GIVEN INFORMATION
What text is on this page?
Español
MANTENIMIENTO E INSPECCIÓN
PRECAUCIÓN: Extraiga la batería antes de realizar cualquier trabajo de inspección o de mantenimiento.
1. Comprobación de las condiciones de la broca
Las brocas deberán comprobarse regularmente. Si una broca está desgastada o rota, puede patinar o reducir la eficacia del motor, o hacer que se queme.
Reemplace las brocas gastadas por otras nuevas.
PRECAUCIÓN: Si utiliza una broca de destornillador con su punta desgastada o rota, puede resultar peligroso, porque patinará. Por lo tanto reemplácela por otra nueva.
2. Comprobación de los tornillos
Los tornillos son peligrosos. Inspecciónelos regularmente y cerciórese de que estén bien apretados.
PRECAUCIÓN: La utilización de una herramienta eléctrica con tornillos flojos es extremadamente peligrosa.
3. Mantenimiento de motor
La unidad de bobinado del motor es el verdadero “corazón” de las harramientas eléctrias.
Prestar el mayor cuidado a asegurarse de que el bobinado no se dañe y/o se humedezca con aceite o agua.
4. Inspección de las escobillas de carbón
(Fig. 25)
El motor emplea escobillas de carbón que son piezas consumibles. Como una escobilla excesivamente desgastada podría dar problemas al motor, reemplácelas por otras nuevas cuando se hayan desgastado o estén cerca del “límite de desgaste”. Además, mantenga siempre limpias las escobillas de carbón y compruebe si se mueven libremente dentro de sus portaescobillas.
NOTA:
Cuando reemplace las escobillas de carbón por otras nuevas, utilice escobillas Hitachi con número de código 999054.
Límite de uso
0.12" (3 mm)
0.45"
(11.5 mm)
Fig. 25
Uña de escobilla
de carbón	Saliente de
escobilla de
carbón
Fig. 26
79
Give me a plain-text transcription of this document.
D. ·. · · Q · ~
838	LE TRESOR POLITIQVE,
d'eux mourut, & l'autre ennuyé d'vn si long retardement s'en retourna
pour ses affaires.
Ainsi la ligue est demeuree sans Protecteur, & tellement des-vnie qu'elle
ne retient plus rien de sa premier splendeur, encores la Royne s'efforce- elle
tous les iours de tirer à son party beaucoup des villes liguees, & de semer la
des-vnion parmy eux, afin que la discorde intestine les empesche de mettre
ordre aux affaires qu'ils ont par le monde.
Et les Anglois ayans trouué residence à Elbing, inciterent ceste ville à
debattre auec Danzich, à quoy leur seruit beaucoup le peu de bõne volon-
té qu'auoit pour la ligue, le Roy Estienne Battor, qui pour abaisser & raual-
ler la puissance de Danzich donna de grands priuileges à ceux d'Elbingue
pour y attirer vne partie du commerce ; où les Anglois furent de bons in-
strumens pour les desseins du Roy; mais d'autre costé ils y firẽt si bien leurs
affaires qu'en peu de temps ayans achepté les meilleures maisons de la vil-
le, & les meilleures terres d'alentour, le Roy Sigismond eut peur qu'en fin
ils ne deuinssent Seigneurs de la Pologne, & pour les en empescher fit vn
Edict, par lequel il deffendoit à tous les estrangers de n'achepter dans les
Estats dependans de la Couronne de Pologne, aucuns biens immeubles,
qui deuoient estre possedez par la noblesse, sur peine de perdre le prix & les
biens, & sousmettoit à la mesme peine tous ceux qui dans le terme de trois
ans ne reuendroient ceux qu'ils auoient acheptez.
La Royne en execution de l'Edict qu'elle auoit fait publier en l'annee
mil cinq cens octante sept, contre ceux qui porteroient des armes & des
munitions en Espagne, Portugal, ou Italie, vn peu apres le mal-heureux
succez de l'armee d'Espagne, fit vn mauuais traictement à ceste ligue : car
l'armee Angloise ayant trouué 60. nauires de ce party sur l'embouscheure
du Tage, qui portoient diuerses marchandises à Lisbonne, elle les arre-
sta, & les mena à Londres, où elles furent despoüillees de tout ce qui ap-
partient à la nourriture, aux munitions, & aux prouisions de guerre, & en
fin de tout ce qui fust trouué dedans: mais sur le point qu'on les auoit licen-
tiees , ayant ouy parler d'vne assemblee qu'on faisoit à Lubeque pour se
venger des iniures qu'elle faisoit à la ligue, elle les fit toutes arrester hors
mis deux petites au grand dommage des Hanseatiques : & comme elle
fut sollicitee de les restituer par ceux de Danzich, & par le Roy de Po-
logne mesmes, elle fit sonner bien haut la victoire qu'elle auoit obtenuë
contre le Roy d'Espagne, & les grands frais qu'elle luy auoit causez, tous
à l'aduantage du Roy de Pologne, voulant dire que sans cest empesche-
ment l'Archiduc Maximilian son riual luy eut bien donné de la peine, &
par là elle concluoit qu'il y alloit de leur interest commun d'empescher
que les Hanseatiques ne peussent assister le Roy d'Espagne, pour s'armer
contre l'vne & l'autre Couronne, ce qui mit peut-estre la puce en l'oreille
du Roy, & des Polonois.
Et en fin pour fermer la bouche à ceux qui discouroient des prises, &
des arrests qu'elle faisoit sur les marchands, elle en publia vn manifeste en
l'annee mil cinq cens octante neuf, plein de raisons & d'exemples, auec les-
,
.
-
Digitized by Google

WRITTEN REQUEST
Tally the lines of the records holding the word "octante", then give only the resulting number.

RESPONSE
2